§ Provided records

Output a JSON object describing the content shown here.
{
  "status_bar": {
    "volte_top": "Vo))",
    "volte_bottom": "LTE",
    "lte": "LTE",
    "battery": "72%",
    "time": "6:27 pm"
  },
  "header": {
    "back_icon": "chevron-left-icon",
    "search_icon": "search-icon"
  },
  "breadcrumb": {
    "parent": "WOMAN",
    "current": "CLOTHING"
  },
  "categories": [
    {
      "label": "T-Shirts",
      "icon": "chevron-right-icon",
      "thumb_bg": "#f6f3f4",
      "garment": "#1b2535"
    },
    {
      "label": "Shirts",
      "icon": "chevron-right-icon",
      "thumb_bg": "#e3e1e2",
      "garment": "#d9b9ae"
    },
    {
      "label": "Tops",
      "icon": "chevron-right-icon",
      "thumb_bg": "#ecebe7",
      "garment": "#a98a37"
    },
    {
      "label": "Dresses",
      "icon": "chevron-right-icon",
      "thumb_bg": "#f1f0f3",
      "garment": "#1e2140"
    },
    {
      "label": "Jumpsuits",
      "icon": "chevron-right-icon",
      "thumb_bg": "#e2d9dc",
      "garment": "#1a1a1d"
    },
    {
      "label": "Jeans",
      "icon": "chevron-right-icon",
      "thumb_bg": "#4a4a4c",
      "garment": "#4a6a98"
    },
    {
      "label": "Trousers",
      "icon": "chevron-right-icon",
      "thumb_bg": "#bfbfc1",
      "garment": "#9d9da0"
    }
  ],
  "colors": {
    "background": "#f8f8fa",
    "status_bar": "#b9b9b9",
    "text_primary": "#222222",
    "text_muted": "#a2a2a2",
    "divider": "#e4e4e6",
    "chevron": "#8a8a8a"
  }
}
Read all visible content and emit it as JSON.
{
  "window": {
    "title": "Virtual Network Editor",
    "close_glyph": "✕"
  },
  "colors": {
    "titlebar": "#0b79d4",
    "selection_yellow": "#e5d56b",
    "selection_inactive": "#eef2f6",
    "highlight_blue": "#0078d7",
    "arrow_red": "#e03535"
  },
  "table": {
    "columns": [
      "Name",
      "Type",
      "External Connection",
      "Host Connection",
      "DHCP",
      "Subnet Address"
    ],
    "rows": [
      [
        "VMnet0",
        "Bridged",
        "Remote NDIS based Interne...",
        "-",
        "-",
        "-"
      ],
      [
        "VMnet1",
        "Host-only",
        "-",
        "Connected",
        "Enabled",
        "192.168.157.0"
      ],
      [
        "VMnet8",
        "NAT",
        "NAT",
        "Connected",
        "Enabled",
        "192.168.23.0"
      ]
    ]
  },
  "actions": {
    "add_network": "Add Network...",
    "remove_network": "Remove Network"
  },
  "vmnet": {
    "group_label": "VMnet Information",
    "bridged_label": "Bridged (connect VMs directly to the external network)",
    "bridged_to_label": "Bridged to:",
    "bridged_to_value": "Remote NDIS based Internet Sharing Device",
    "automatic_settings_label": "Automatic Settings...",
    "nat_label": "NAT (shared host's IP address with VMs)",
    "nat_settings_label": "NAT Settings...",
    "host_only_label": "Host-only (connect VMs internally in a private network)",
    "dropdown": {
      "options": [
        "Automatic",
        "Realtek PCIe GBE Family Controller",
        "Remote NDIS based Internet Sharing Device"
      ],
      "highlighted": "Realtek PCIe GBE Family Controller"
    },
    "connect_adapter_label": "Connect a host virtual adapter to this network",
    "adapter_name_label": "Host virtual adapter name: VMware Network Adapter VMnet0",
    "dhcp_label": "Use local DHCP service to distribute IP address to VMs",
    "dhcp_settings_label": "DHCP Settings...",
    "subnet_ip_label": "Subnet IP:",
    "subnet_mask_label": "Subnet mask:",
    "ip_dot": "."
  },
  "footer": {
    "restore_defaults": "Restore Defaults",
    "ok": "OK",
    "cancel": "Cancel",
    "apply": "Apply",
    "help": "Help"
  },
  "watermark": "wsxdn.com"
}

§ Exercise brief
Output the whole listing above again, word for word.

§ Task solution
Output a JSON object describing the content shown here.
{
  "status_bar": {
    "volte_top": "Vo))",
    "volte_bottom": "LTE",
    "lte": "LTE",
    "battery": "72%",
    "time": "6:27 pm"
  },
  "header": {
    "back_icon": "chevron-left-icon",
    "search_icon": "search-icon"
  },
  "breadcrumb": {
    "parent": "WOMAN",
    "current": "CLOTHING"
  },
  "categories": [
    {
      "label": "T-Shirts",
      "icon": "chevron-right-icon",
      "thumb_bg": "#f6f3f4",
      "garment": "#1b2535"
    },
    {
      "label": "Shirts",
      "icon": "chevron-right-icon",
      "thumb_bg": "#e3e1e2",
      "garment": "#d9b9ae"
    },
    {
      "label": "Tops",
      "icon": "chevron-right-icon",
      "thumb_bg": "#ecebe7",
      "garment": "#a98a37"
    },
    {
      "label": "Dresses",
      "icon": "chevron-right-icon",
      "thumb_bg": "#f1f0f3",
      "garment": "#1e2140"
    },
    {
      "label": "Jumpsuits",
      "icon": "chevron-right-icon",
      "thumb_bg": "#e2d9dc",
      "garment": "#1a1a1d"
    },
    {
      "label": "Jeans",
      "icon": "chevron-right-icon",
      "thumb_bg": "#4a4a4c",
      "garment": "#4a6a98"
    },
    {
      "label": "Trousers",
      "icon": "chevron-right-icon",
      "thumb_bg": "#bfbfc1",
      "garment": "#9d9da0"
    }
  ],
  "colors": {
    "background": "#f8f8fa",
    "status_bar": "#b9b9b9",
    "text_primary": "#222222",
    "text_muted": "#a2a2a2",
    "divider": "#e4e4e6",
    "chevron": "#8a8a8a"
  }
}
Read all visible content and emit it as JSON.
{
  "window": {
    "title": "Virtual Network Editor",
    "close_glyph": "✕"
  },
  "colors": {
    "titlebar": "#0b79d4",
    "selection_yellow": "#e5d56b",
    "selection_inactive": "#eef2f6",
    "highlight_blue": "#0078d7",
    "arrow_red": "#e03535"
  },
  "table": {
    "columns": [
      "Name",
      "Type",
      "External Connection",
      "Host Connection",
      "DHCP",
      "Subnet Address"
    ],
    "rows": [
      [
        "VMnet0",
        "Bridged",
        "Remote NDIS based Interne...",
        "-",
        "-",
        "-"
      ],
      [
        "VMnet1",
        "Host-only",
        "-",
        "Connected",
        "Enabled",
        "192.168.157.0"
      ],
      [
        "VMnet8",
        "NAT",
        "NAT",
        "Connected",
        "Enabled",
        "192.168.23.0"
      ]
    ]
  },
  "actions": {
    "add_network": "Add Network...",
    "remove_network": "Remove Network"
  },
  "vmnet": {
    "group_label": "VMnet Information",
    "bridged_label": "Bridged (connect VMs directly to the external network)",
    "bridged_to_label": "Bridged to:",
    "bridged_to_value": "Remote NDIS based Internet Sharing Device",
    "automatic_settings_label": "Automatic Settings...",
    "nat_label": "NAT (shared host's IP address with VMs)",
    "nat_settings_label": "NAT Settings...",
    "host_only_label": "Host-only (connect VMs internally in a private network)",
    "dropdown": {
      "options": [
        "Automatic",
        "Realtek PCIe GBE Family Controller",
        "Remote NDIS based Internet Sharing Device"
      ],
      "highlighted": "Realtek PCIe GBE Family Controller"
    },
    "connect_adapter_label": "Connect a host virtual adapter to this network",
    "adapter_name_label": "Host virtual adapter name: VMware Network Adapter VMnet0",
    "dhcp_label": "Use local DHCP service to distribute IP address to VMs",
    "dhcp_settings_label": "DHCP Settings...",
    "subnet_ip_label": "Subnet IP:",
    "subnet_mask_label": "Subnet mask:",
    "ip_dot": "."
  },
  "footer": {
    "restore_defaults": "Restore Defaults",
    "ok": "OK",
    "cancel": "Cancel",
    "apply": "Apply",
    "help": "Help"
  },
  "watermark": "wsxdn.com"
}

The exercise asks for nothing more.